▶ _Given instruction_
Print verbatim every line starting at the one that contains "OCR this image." and ending at the final line of the records; include both endpoints.

□ □ □ □ □

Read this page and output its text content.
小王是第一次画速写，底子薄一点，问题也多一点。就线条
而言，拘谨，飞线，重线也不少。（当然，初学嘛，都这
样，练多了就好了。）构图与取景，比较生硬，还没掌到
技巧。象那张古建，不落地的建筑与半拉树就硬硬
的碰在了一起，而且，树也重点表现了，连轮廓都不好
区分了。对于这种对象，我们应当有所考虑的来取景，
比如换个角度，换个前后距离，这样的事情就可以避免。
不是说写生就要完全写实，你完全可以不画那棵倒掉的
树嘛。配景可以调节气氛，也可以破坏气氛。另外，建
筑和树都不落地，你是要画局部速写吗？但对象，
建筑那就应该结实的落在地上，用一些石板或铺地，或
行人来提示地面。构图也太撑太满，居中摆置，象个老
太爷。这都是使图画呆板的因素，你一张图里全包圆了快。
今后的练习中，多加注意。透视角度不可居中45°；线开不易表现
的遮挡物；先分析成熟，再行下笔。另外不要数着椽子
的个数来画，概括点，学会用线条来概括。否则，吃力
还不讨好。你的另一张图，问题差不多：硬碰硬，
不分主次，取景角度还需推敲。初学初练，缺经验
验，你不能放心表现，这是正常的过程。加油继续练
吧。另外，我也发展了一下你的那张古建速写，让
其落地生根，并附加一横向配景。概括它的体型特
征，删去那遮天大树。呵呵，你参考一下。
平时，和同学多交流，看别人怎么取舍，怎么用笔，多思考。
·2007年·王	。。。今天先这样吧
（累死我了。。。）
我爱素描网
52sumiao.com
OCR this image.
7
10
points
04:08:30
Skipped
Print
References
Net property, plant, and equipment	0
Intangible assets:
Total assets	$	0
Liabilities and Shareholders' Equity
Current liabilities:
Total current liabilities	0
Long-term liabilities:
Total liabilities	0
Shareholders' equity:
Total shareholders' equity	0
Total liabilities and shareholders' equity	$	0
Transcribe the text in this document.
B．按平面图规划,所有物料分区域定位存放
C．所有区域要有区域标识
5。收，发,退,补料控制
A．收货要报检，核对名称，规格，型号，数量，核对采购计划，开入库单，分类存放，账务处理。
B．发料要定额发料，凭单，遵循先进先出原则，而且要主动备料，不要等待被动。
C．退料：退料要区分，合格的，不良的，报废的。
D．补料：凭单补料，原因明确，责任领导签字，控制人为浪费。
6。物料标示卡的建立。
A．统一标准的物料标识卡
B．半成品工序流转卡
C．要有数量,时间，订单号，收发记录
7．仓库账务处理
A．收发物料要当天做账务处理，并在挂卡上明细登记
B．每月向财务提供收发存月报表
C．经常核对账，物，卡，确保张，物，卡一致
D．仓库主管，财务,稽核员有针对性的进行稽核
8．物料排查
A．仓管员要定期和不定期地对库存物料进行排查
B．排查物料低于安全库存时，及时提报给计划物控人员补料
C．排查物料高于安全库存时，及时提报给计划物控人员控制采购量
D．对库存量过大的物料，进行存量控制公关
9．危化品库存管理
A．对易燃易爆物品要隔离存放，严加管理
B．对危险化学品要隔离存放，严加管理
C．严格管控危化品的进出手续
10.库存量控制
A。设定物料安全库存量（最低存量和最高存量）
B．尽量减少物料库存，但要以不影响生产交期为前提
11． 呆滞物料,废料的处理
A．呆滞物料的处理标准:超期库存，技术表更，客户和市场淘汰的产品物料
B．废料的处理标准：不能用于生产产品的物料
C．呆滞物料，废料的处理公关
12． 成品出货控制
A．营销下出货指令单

□ □ □ □ □

▶ _Full output_
OCR this image.
7
10
points
04:08:30
Skipped
Print
References
Net property, plant, and equipment	0
Intangible assets:
Total assets	$	0
Liabilities and Shareholders' Equity
Current liabilities:
Total current liabilities	0
Long-term liabilities:
Total liabilities	0
Shareholders' equity:
Total shareholders' equity	0
Total liabilities and shareholders' equity	$	0
Transcribe the text in this document.
B．按平面图规划,所有物料分区域定位存放
C．所有区域要有区域标识
5。收，发,退,补料控制
A．收货要报检，核对名称，规格，型号，数量，核对采购计划，开入库单，分类存放，账务处理。
B．发料要定额发料，凭单，遵循先进先出原则，而且要主动备料，不要等待被动。
C．退料：退料要区分，合格的，不良的，报废的。
D．补料：凭单补料，原因明确，责任领导签字，控制人为浪费。
6。物料标示卡的建立。
A．统一标准的物料标识卡
B．半成品工序流转卡
C．要有数量,时间，订单号，收发记录
7．仓库账务处理
A．收发物料要当天做账务处理，并在挂卡上明细登记
B．每月向财务提供收发存月报表
C．经常核对账，物，卡，确保张，物，卡一致
D．仓库主管，财务,稽核员有针对性的进行稽核
8．物料排查
A．仓管员要定期和不定期地对库存物料进行排查
B．排查物料低于安全库存时，及时提报给计划物控人员补料
C．排查物料高于安全库存时，及时提报给计划物控人员控制采购量
D．对库存量过大的物料，进行存量控制公关
9．危化品库存管理
A．对易燃易爆物品要隔离存放，严加管理
B．对危险化学品要隔离存放，严加管理
C．严格管控危化品的进出手续
10.库存量控制
A。设定物料安全库存量（最低存量和最高存量）
B．尽量减少物料库存，但要以不影响生产交期为前提
11． 呆滞物料,废料的处理
A．呆滞物料的处理标准:超期库存，技术表更，客户和市场淘汰的产品物料
B．废料的处理标准：不能用于生产产品的物料
C．呆滞物料，废料的处理公关
12． 成品出货控制
A．营销下出货指令单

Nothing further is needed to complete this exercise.